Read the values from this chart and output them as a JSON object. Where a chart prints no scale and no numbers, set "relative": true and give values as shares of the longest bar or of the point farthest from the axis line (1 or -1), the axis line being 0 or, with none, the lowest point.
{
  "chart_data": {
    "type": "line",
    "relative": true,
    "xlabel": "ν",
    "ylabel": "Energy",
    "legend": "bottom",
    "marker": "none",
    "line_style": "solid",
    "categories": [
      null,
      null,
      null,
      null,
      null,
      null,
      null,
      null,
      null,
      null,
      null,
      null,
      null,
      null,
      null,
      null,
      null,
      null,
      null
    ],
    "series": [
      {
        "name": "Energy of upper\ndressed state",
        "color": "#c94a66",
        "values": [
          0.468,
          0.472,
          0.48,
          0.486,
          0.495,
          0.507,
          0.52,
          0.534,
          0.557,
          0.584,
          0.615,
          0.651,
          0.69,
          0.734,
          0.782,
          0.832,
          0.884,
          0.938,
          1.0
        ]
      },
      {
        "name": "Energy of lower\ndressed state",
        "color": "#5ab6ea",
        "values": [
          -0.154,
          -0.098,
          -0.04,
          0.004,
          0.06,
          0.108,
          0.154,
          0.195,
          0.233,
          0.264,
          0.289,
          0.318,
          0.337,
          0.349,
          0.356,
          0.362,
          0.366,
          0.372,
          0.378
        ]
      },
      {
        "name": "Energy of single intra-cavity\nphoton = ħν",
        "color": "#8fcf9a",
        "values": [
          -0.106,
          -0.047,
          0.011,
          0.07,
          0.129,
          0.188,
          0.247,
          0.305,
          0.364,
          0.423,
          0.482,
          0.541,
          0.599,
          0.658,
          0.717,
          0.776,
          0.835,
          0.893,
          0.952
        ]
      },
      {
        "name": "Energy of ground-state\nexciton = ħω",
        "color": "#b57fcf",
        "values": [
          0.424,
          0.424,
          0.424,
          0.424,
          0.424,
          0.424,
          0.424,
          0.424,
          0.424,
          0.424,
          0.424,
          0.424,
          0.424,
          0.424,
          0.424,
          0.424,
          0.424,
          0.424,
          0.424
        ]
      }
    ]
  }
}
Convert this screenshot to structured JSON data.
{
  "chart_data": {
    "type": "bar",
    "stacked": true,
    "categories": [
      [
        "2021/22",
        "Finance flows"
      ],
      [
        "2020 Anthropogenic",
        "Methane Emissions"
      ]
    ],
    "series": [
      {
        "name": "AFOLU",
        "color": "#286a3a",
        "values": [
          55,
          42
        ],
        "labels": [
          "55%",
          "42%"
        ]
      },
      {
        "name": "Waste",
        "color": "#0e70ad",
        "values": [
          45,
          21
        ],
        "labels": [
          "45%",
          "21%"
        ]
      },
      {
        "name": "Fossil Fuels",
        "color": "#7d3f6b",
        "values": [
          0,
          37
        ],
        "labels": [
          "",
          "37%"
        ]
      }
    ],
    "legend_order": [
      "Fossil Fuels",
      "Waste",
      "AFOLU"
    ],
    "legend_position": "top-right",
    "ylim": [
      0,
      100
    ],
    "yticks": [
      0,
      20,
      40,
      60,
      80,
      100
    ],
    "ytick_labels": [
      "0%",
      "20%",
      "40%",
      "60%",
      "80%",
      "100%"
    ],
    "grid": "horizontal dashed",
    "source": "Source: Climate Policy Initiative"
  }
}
----
> [CHALLENGE]:
Check every line of the material for the string "relative" and give the number of lines that have it, without anything else.

> [EXERCISE OUTPUT]:
2